_STATED TASK_:
List, from the lines below, each one with "summary" in it.

_TASK MATERIAL_:

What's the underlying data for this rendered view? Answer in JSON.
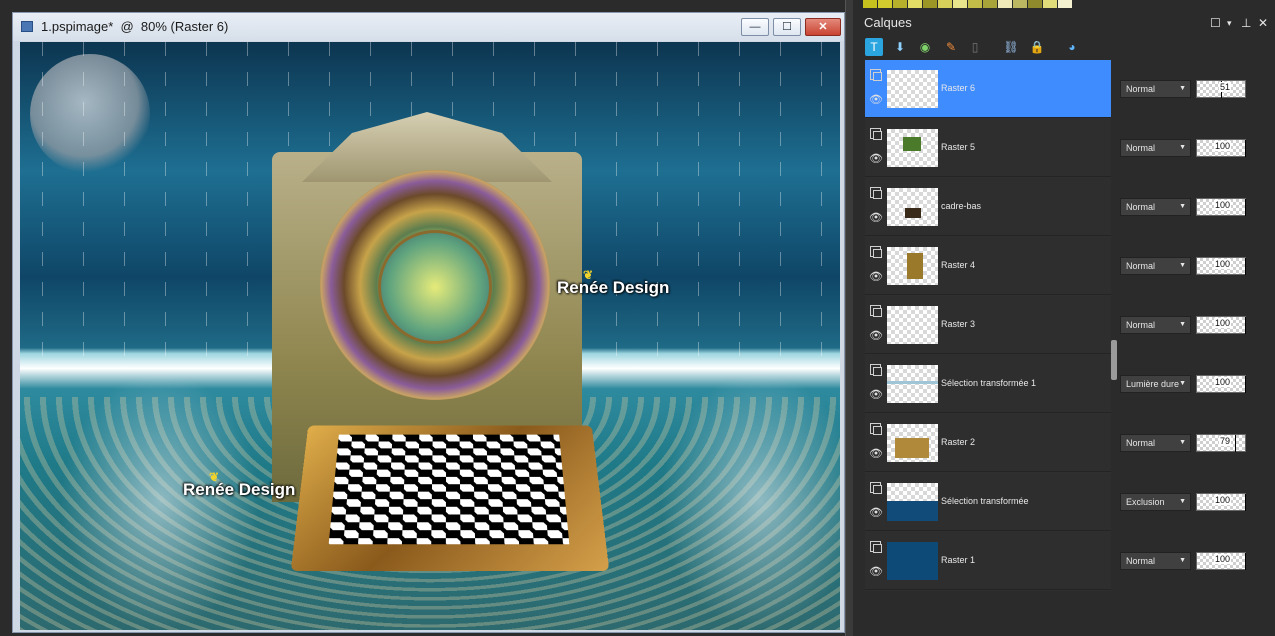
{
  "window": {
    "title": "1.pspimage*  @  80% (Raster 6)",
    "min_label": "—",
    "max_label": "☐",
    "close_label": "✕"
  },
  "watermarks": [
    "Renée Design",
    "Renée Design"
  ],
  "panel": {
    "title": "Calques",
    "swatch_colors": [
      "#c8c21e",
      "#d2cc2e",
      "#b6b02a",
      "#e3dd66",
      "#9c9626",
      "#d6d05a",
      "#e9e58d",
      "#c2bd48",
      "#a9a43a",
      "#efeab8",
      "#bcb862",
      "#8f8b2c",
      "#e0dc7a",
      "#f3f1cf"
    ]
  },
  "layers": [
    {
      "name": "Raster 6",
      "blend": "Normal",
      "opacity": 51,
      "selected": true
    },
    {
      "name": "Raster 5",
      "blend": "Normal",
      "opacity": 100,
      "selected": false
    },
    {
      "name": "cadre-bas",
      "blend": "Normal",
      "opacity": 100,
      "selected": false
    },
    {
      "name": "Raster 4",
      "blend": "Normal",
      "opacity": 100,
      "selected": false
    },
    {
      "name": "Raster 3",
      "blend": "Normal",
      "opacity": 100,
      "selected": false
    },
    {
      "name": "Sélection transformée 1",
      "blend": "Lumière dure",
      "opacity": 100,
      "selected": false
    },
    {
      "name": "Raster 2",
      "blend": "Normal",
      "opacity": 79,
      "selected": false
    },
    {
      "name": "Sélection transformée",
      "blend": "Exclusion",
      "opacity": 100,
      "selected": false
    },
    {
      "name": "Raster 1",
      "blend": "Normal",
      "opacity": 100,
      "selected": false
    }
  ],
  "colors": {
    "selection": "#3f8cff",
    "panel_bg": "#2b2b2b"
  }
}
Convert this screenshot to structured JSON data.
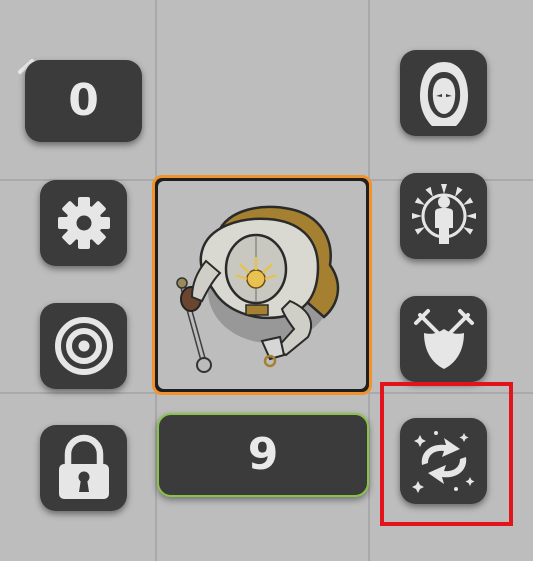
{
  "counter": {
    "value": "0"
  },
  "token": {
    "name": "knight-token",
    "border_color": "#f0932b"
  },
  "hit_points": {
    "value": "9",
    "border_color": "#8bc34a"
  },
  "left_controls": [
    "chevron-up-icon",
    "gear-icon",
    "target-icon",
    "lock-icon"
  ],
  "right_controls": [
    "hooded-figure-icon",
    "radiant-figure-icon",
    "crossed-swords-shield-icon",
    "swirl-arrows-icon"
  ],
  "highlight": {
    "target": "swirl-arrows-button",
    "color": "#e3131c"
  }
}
==
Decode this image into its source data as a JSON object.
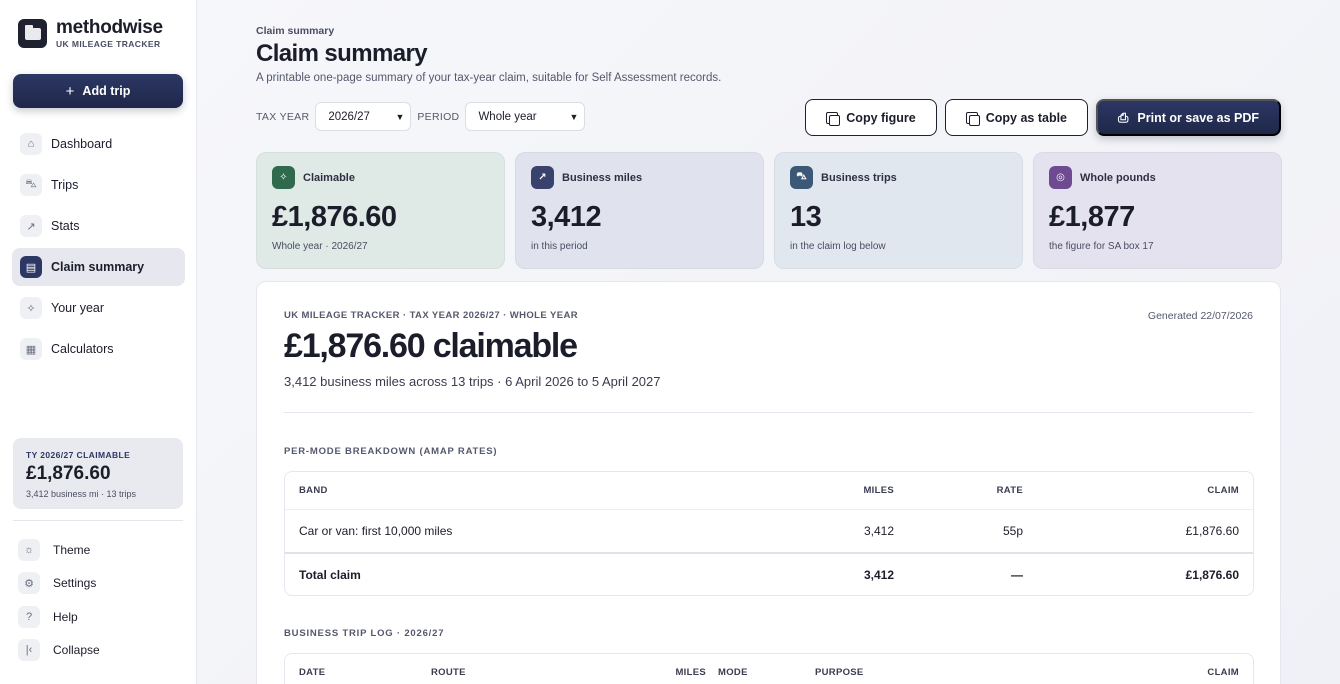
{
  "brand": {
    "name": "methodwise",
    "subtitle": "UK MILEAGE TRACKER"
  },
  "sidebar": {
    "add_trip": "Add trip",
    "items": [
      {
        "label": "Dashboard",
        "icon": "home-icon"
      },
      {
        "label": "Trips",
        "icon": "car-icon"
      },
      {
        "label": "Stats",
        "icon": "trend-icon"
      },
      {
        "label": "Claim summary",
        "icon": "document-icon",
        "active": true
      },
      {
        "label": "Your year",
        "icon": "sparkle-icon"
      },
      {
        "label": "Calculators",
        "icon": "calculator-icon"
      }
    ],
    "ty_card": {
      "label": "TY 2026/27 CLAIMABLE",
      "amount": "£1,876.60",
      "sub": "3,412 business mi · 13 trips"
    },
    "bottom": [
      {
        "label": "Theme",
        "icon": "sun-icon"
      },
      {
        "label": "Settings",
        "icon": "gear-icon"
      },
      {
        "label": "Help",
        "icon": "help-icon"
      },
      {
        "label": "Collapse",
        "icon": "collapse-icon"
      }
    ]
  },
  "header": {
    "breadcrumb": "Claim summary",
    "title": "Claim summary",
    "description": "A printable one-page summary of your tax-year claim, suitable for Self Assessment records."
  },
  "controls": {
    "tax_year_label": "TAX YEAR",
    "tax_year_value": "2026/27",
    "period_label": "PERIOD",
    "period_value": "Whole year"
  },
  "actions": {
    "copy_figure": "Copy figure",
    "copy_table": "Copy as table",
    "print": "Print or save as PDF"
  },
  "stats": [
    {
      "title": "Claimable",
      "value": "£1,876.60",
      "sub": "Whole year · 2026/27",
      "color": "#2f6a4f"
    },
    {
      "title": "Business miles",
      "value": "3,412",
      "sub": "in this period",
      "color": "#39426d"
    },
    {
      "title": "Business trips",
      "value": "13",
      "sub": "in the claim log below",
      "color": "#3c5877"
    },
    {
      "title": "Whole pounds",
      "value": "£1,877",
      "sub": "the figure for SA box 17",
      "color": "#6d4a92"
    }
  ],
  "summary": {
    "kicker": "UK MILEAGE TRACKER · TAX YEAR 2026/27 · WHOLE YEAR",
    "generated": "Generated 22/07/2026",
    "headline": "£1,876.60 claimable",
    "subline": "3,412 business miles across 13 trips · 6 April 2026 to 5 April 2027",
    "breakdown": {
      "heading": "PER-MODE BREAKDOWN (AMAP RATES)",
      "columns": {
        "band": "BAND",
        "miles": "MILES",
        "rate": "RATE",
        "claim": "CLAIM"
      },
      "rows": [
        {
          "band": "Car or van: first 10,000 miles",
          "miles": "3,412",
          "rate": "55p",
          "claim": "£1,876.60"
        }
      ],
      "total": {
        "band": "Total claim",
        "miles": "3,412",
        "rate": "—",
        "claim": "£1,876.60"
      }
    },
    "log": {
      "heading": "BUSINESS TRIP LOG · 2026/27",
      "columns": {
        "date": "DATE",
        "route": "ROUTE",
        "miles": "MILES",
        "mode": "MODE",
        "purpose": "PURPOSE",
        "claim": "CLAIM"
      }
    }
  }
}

_RIGHT ANSWER_:
        "label": "Claim summary",
    "breadcrumb": "Claim summary",
    "title": "Claim summary",
    "description": "A printable one-page summary of your tax-year claim, suitable for Self Assessment records."
  "summary": {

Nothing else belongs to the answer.